Records from a collection:
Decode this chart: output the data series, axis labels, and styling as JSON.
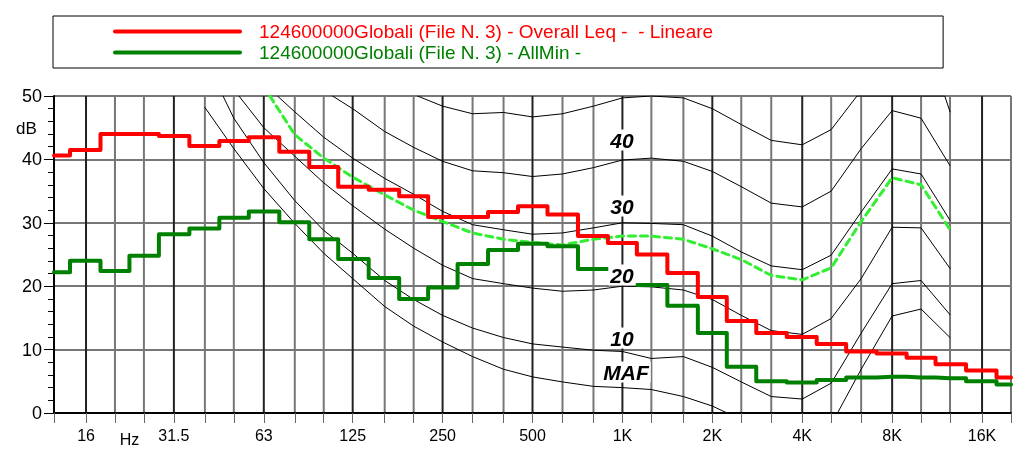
{
  "chart_data": {
    "type": "step",
    "xlabel": "Hz",
    "ylabel": "dB",
    "log": "x",
    "grid": true,
    "legend": "top",
    "marker": "none",
    "xlim": [
      12.5,
      20000
    ],
    "ylim": [
      0,
      50
    ],
    "yticks": [
      0,
      10,
      20,
      30,
      40,
      50
    ],
    "xticks": [
      {
        "value": 12.5,
        "label": null
      },
      {
        "value": 16,
        "label": "16"
      },
      {
        "value": 20,
        "label": null
      },
      {
        "value": 25,
        "label": null
      },
      {
        "value": 31.5,
        "label": "31.5"
      },
      {
        "value": 40,
        "label": null
      },
      {
        "value": 50,
        "label": null
      },
      {
        "value": 63,
        "label": "63"
      },
      {
        "value": 80,
        "label": null
      },
      {
        "value": 100,
        "label": null
      },
      {
        "value": 125,
        "label": "125"
      },
      {
        "value": 160,
        "label": null
      },
      {
        "value": 200,
        "label": null
      },
      {
        "value": 250,
        "label": "250"
      },
      {
        "value": 315,
        "label": null
      },
      {
        "value": 400,
        "label": null
      },
      {
        "value": 500,
        "label": "500"
      },
      {
        "value": 630,
        "label": null
      },
      {
        "value": 800,
        "label": null
      },
      {
        "value": 1000,
        "label": "1K"
      },
      {
        "value": 1250,
        "label": null
      },
      {
        "value": 1600,
        "label": null
      },
      {
        "value": 2000,
        "label": "2K"
      },
      {
        "value": 2500,
        "label": null
      },
      {
        "value": 3150,
        "label": null
      },
      {
        "value": 4000,
        "label": "4K"
      },
      {
        "value": 5000,
        "label": null
      },
      {
        "value": 6300,
        "label": null
      },
      {
        "value": 8000,
        "label": "8K"
      },
      {
        "value": 10000,
        "label": null
      },
      {
        "value": 12500,
        "label": null
      },
      {
        "value": 16000,
        "label": "16K"
      },
      {
        "value": 20000,
        "label": null
      }
    ],
    "x": [
      12.5,
      16,
      20,
      25,
      31.5,
      40,
      50,
      63,
      80,
      100,
      125,
      160,
      200,
      250,
      315,
      400,
      500,
      630,
      800,
      1000,
      1250,
      1600,
      2000,
      2500,
      3150,
      4000,
      5000,
      6300,
      8000,
      10000,
      12500,
      16000,
      20000
    ],
    "series": [
      {
        "name": "124600000Globali (File N. 3) - Overall Leq -  - Lineare",
        "color": "#ff0000",
        "values": [
          40.6,
          41.5,
          44.0,
          44.0,
          43.7,
          42.1,
          42.9,
          43.5,
          41.2,
          38.8,
          35.7,
          35.2,
          34.2,
          30.9,
          30.9,
          31.7,
          32.6,
          31.3,
          27.9,
          26.8,
          25.0,
          22.1,
          18.3,
          14.5,
          12.6,
          12.0,
          10.9,
          9.7,
          9.4,
          8.7,
          7.7,
          6.7,
          5.6
        ]
      },
      {
        "name": "124600000Globali (File N. 3) - AllMin -",
        "color": "#008000",
        "values": [
          22.2,
          24.0,
          22.4,
          24.8,
          28.2,
          29.1,
          30.8,
          31.8,
          30.1,
          27.4,
          24.3,
          21.3,
          18.0,
          19.8,
          23.5,
          25.7,
          26.7,
          26.3,
          22.7,
          null,
          20.2,
          16.9,
          12.6,
          7.3,
          5.0,
          4.8,
          5.2,
          5.6,
          5.7,
          5.6,
          5.5,
          5.0,
          4.5
        ]
      },
      {
        "type": "line",
        "color": "#33ee33",
        "line_style": "dashed",
        "x": [
          66,
          80,
          100,
          125,
          160,
          200,
          250,
          315,
          400,
          500,
          630,
          800,
          1000,
          1250,
          1600,
          2000,
          2500,
          3150,
          4000,
          5000,
          6300,
          8000,
          10000,
          12500
        ],
        "values": [
          50,
          43.9,
          40.2,
          37.2,
          34.4,
          32.0,
          30.2,
          28.4,
          27.4,
          26.9,
          26.5,
          27.4,
          27.9,
          27.9,
          27.4,
          25.9,
          24.2,
          21.7,
          21.0,
          22.9,
          30.2,
          37.1,
          36.0,
          28.9
        ]
      },
      {
        "type": "line",
        "color": "#000000",
        "x": [
          40,
          50,
          63,
          80,
          100,
          125,
          160,
          200,
          250,
          315,
          400,
          500,
          630,
          800,
          1000,
          1250,
          1600,
          2000,
          2240,
          4000,
          5250,
          6300,
          8000,
          10000,
          12500
        ],
        "values": [
          48.2,
          41.7,
          35.4,
          29.9,
          25.2,
          21.2,
          16.8,
          13.7,
          11.2,
          8.9,
          6.9,
          5.7,
          4.9,
          4.2,
          4.0,
          3.7,
          2.6,
          1.1,
          0,
          null,
          0,
          6.9,
          15.3,
          16.4,
          11.9
        ]
      },
      {
        "type": "line",
        "color": "#000000",
        "x": [
          46,
          50,
          63,
          80,
          100,
          125,
          160,
          200,
          250,
          315,
          400,
          500,
          630,
          800,
          1000,
          1250,
          1600,
          2000,
          2500,
          3150,
          4000,
          5000,
          6300,
          8000,
          10000,
          12500
        ],
        "values": [
          50,
          46.5,
          39.5,
          33.5,
          28.8,
          25.2,
          20.9,
          17.9,
          15.4,
          13.4,
          11.9,
          10.9,
          10.4,
          9.9,
          9.7,
          8.6,
          8.9,
          7.2,
          4.9,
          2.6,
          2.2,
          4.7,
          12.6,
          20.4,
          20.9,
          15.5
        ]
      },
      {
        "type": "line",
        "color": "#000000",
        "x": [
          52,
          63,
          80,
          100,
          125,
          160,
          200,
          250,
          315,
          400,
          500,
          630,
          800,
          1000,
          1250,
          1600,
          2000,
          2500,
          3150,
          4000,
          5000,
          6300,
          8000,
          10000,
          12500
        ],
        "values": [
          50,
          45.0,
          40.5,
          36.3,
          32.7,
          29.0,
          26.0,
          23.3,
          21.2,
          20.4,
          19.7,
          19.2,
          19.4,
          20.0,
          19.9,
          19.4,
          17.9,
          15.4,
          13.0,
          12.4,
          14.9,
          21.2,
          29.3,
          29.2,
          22.8
        ]
      },
      {
        "type": "line",
        "color": "#000000",
        "x": [
          70,
          80,
          100,
          125,
          160,
          200,
          250,
          315,
          400,
          500,
          630,
          800,
          1000,
          1250,
          1600,
          2000,
          2500,
          3150,
          4000,
          5000,
          6300,
          8000,
          10000,
          12500
        ],
        "values": [
          50,
          47.5,
          43.5,
          40.2,
          37.0,
          34.5,
          31.8,
          29.7,
          28.9,
          28.2,
          28.4,
          29.2,
          30.0,
          29.9,
          29.7,
          27.9,
          25.4,
          23.2,
          22.6,
          24.9,
          31.7,
          38.5,
          37.7,
          30.4
        ]
      },
      {
        "type": "line",
        "color": "#000000",
        "x": [
          107,
          125,
          160,
          200,
          250,
          315,
          400,
          500,
          630,
          800,
          1000,
          1250,
          1600,
          2000,
          2500,
          3150,
          4000,
          5000,
          6300,
          8000,
          10000,
          12500
        ],
        "values": [
          50,
          48.0,
          44.4,
          41.9,
          39.7,
          38.2,
          37.9,
          37.3,
          37.7,
          38.7,
          39.9,
          40.2,
          39.7,
          38.1,
          35.7,
          33.1,
          32.5,
          35.0,
          41.7,
          47.7,
          46.5,
          39.0
        ]
      },
      {
        "type": "line",
        "color": "#000000",
        "x": [
          206,
          250,
          315,
          400,
          500,
          630,
          800,
          1000,
          1250,
          1600,
          2000,
          2500,
          3150,
          4000,
          5000,
          6100,
          12000,
          12500
        ],
        "values": [
          50,
          48.4,
          47.2,
          47.4,
          46.7,
          47.2,
          48.4,
          49.7,
          50,
          49.7,
          48.0,
          45.5,
          43.0,
          42.3,
          44.7,
          50,
          50,
          47.5
        ]
      }
    ],
    "annotations": [
      "40",
      "30",
      "20",
      "10",
      "MAF"
    ]
  }
}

DIRECTION: List the lines of the entries that include "series".

THE COMPLETED TASK:
Decode this chart: output the data series, axis labels, and styling as JSON.
    "series": [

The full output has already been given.